----- Data for processing -----

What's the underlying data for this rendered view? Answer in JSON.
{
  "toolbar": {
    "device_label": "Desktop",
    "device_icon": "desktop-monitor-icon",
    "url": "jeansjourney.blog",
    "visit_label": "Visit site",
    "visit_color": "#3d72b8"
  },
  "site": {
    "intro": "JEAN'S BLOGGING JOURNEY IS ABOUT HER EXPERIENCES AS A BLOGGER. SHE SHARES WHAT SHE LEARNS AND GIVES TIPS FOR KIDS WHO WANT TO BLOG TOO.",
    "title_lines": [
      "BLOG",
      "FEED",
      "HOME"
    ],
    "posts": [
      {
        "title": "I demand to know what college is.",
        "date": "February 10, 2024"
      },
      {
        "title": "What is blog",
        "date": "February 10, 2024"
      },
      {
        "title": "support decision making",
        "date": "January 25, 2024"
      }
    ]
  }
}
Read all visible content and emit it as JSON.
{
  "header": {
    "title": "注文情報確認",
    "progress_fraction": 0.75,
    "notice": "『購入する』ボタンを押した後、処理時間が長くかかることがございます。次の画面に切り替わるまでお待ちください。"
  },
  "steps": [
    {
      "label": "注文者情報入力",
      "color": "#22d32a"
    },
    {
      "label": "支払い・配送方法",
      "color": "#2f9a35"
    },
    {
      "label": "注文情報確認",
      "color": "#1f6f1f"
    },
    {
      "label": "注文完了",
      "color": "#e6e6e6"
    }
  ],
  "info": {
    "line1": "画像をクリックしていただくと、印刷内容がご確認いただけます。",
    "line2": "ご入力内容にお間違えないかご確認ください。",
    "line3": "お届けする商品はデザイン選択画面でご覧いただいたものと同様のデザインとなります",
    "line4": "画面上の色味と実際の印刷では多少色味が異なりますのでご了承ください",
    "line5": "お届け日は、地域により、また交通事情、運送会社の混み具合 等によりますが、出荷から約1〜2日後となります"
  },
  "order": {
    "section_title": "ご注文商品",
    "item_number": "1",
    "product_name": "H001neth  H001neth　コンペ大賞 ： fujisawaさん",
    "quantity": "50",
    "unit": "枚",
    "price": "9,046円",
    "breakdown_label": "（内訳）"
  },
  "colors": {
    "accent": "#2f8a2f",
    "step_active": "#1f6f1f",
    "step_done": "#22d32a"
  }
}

-----
----- Data for processing -----

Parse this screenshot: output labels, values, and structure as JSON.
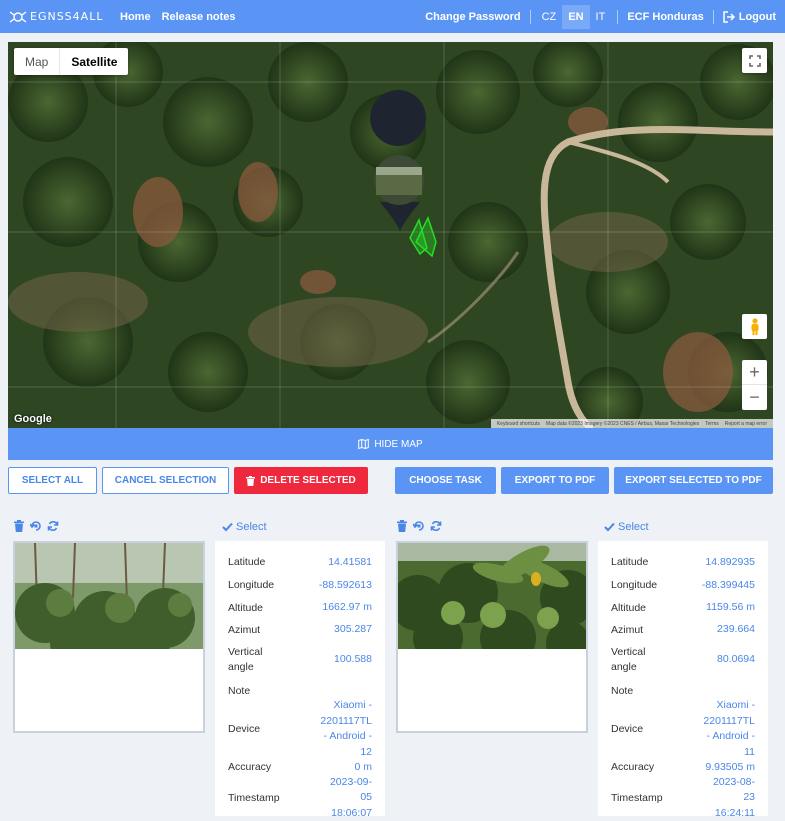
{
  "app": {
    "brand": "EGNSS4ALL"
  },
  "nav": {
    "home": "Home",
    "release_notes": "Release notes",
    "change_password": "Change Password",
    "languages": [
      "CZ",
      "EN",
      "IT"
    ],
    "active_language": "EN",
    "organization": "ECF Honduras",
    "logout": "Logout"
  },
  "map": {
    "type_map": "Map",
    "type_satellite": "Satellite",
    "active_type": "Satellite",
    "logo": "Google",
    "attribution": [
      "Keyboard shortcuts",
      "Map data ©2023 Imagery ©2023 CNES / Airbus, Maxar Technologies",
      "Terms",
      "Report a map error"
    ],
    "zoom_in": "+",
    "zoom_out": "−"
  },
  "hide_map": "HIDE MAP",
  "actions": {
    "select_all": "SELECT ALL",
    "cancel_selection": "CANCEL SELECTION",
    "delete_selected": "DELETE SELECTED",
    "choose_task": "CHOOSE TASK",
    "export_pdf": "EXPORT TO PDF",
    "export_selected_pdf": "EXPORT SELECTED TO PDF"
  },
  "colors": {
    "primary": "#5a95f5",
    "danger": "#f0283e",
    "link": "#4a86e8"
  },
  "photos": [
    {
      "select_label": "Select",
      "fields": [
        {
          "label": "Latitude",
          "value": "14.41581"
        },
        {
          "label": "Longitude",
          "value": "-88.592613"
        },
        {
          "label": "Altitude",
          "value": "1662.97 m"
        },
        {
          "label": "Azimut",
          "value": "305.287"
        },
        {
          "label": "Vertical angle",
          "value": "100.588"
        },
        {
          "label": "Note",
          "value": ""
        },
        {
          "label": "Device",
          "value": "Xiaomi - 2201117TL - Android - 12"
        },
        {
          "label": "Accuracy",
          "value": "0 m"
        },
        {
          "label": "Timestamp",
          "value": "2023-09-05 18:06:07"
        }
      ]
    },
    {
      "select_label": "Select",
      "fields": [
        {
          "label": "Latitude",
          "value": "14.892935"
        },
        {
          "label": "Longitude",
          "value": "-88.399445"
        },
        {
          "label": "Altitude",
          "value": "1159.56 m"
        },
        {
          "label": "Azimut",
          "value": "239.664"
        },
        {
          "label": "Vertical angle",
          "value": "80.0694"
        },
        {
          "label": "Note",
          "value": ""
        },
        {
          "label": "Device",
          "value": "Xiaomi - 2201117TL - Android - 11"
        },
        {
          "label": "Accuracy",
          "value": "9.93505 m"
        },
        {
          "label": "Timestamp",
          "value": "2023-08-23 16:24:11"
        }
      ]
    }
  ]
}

-----

* What the task requires
Write down only the number of lines that contain the string "this" in the listing.

* Response to the exercise
2